> _Task details_:
Show each line from the listing that includes the word "type".

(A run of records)
== == ==
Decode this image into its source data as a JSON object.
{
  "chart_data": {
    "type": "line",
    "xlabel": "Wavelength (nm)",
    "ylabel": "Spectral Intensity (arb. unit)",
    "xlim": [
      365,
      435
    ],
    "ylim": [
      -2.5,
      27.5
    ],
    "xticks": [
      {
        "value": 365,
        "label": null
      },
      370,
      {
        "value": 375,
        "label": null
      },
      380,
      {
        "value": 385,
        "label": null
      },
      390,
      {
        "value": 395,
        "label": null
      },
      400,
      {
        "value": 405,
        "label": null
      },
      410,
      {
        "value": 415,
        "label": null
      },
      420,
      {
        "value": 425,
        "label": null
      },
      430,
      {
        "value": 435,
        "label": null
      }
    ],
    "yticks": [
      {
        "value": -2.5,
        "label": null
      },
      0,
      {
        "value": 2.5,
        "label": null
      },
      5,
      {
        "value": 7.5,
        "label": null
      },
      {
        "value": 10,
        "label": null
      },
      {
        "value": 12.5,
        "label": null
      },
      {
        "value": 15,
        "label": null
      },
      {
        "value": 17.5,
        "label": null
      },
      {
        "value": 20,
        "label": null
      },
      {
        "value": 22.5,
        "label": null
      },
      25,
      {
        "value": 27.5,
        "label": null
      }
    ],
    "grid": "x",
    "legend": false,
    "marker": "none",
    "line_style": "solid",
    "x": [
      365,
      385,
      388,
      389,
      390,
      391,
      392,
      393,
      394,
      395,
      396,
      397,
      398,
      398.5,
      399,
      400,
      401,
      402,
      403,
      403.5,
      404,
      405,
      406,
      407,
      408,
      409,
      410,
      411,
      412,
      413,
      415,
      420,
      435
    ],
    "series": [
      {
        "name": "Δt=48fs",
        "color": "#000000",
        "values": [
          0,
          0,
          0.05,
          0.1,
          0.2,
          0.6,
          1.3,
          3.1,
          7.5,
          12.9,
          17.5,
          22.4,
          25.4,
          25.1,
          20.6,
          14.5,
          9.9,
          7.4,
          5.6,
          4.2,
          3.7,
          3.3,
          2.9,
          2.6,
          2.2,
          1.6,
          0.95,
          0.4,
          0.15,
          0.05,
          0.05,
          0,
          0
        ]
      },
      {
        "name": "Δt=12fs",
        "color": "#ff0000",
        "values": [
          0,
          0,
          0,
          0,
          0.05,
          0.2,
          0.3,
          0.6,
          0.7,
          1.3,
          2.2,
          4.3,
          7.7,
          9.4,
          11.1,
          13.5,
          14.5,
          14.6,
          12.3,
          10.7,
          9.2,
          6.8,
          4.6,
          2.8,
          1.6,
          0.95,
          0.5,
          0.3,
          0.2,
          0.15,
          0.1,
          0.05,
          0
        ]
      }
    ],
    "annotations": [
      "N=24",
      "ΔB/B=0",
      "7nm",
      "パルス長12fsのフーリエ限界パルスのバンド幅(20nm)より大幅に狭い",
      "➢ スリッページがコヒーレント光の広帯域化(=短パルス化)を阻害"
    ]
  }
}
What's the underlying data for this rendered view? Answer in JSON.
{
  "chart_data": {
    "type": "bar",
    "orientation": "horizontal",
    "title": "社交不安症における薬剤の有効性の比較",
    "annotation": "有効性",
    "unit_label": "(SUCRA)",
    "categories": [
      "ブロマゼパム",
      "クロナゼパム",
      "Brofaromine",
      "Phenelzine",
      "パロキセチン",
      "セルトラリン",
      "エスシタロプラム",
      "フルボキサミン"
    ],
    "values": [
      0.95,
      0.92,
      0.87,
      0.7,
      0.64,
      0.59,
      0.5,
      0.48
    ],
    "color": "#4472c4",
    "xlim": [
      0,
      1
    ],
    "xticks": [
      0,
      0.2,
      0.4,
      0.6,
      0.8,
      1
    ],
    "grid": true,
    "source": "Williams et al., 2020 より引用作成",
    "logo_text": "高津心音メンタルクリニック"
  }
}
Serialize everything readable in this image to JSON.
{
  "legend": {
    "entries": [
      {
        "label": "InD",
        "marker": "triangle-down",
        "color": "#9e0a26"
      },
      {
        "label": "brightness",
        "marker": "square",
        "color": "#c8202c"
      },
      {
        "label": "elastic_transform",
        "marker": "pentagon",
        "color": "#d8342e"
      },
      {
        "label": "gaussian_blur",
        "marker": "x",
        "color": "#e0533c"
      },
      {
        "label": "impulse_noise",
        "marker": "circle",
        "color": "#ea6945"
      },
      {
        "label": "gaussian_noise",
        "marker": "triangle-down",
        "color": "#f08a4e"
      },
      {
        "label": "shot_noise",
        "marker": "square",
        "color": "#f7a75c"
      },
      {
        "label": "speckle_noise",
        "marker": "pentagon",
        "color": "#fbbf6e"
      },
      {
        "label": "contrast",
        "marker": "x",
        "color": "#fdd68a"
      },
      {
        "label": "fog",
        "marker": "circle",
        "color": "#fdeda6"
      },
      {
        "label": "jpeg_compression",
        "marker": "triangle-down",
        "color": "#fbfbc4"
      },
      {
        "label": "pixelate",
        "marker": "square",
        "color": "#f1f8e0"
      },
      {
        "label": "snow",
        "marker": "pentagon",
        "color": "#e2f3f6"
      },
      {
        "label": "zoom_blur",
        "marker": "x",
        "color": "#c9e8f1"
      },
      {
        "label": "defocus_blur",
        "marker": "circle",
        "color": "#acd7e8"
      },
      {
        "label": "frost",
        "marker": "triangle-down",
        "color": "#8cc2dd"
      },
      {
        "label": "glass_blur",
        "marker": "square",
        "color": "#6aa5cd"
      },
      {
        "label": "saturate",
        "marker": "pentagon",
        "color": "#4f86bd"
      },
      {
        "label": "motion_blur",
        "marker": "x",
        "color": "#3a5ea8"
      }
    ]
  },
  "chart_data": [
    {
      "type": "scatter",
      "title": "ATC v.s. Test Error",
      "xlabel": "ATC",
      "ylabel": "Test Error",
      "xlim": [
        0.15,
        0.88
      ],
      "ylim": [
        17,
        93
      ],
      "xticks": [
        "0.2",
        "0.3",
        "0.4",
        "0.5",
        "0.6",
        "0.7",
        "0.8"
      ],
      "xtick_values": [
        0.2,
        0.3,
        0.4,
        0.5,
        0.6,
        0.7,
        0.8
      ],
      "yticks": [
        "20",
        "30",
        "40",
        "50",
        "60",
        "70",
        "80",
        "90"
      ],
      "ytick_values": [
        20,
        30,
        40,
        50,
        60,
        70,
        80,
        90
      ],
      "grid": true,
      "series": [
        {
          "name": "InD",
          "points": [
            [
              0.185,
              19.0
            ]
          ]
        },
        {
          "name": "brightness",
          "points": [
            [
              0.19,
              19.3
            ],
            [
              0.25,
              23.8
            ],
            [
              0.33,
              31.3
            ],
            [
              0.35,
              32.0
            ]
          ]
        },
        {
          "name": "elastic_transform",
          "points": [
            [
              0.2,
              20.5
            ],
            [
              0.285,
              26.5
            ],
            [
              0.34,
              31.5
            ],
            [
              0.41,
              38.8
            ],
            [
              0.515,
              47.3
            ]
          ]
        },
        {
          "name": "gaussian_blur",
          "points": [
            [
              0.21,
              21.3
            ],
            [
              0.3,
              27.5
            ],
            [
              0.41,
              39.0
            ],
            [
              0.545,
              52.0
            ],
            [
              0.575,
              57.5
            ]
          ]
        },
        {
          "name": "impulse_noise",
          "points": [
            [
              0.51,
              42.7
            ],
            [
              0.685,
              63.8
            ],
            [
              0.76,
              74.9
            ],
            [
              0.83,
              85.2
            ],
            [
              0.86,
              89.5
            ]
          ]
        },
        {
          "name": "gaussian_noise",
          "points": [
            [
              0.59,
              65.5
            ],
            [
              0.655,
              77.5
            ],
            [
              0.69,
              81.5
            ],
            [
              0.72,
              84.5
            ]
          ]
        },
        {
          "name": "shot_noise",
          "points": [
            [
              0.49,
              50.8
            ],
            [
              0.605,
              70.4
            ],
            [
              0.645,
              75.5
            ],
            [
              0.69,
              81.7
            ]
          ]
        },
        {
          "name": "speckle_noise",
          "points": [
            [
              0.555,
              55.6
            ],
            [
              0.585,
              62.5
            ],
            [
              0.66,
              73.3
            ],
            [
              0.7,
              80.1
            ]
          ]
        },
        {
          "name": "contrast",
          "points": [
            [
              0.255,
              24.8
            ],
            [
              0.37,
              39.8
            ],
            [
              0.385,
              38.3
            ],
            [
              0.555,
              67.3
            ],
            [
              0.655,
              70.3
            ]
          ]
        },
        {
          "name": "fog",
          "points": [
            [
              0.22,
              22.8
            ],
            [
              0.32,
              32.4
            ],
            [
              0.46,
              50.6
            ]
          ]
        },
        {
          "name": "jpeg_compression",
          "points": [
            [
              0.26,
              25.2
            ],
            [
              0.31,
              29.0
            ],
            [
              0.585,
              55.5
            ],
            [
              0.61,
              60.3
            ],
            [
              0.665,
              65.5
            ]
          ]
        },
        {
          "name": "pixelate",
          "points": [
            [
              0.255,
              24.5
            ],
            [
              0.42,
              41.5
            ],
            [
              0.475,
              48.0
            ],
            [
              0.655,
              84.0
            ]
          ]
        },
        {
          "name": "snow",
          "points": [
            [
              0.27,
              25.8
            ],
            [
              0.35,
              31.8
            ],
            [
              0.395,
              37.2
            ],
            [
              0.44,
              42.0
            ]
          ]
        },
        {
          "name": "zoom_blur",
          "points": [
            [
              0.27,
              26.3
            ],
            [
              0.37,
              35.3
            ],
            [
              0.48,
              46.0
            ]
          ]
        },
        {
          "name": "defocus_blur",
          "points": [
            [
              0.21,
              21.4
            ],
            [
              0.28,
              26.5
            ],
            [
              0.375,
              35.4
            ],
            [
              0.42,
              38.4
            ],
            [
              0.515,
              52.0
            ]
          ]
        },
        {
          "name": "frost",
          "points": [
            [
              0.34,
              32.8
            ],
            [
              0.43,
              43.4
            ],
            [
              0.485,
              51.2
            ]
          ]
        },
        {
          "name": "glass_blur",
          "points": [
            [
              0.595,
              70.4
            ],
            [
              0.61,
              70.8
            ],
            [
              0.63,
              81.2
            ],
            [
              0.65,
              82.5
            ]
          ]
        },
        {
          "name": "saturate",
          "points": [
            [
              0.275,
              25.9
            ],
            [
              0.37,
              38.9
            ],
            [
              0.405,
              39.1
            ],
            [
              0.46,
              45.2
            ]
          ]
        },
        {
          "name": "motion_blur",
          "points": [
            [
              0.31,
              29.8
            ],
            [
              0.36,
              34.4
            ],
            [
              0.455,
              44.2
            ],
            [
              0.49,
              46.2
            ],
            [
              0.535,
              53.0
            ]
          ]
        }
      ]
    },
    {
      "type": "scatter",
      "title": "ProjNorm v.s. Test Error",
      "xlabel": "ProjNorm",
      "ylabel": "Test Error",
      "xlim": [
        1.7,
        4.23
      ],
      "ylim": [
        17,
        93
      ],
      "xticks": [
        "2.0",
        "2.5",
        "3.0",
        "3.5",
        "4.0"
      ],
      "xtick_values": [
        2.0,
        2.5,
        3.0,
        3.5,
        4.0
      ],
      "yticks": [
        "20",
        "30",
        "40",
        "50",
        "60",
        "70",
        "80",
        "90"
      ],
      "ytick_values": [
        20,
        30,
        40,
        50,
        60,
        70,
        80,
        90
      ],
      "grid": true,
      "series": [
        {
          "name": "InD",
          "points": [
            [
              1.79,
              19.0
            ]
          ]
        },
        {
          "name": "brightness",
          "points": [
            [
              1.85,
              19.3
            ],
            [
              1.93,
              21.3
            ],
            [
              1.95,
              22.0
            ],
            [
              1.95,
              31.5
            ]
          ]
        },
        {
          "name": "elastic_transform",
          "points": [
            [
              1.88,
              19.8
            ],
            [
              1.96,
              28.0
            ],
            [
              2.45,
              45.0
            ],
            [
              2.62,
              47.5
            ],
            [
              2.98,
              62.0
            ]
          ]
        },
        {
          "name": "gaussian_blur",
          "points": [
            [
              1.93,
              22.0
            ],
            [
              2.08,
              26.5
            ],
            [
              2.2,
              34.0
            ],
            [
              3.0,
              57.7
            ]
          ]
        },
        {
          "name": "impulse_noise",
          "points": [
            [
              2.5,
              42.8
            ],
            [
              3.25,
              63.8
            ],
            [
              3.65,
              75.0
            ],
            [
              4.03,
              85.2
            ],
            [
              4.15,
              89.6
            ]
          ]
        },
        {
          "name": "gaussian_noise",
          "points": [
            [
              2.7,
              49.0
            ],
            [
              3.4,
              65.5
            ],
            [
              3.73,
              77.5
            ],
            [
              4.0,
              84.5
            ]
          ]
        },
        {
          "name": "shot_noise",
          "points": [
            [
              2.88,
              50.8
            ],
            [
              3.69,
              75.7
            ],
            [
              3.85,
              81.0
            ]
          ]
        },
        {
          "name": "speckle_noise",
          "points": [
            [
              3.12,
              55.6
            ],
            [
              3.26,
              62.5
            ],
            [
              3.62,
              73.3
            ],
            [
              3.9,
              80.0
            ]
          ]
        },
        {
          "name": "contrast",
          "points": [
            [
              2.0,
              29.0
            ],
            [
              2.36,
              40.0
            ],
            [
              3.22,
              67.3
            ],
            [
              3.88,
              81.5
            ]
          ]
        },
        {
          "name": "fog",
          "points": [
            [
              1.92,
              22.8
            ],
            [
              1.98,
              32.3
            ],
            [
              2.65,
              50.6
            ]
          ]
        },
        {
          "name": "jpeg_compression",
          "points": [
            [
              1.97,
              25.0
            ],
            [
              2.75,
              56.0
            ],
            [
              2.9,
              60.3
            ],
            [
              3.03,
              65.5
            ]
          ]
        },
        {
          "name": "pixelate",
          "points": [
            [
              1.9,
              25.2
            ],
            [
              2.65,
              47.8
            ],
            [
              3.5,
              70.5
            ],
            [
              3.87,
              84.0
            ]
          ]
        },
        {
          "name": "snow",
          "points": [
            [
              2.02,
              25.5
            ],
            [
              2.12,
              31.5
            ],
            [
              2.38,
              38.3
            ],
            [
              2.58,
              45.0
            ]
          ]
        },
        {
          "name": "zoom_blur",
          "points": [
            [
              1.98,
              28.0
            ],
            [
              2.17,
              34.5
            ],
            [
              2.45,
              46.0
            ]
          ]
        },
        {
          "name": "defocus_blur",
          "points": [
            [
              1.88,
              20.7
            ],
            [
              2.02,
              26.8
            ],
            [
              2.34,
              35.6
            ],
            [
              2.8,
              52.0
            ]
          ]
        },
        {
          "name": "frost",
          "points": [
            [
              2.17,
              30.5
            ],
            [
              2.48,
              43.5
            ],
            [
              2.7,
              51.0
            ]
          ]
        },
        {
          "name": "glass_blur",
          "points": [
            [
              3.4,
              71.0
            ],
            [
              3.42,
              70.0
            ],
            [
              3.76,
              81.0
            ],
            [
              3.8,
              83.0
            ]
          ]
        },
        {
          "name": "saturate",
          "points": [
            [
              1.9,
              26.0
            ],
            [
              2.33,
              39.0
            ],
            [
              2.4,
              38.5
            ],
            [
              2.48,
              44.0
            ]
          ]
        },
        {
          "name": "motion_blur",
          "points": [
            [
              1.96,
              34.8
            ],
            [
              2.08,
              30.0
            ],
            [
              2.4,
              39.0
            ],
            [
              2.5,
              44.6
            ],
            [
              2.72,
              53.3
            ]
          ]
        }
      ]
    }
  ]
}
== == ==
> _Written answer_:
    "type": "line",
    "type": "bar",
      "type": "scatter",
      "type": "scatter",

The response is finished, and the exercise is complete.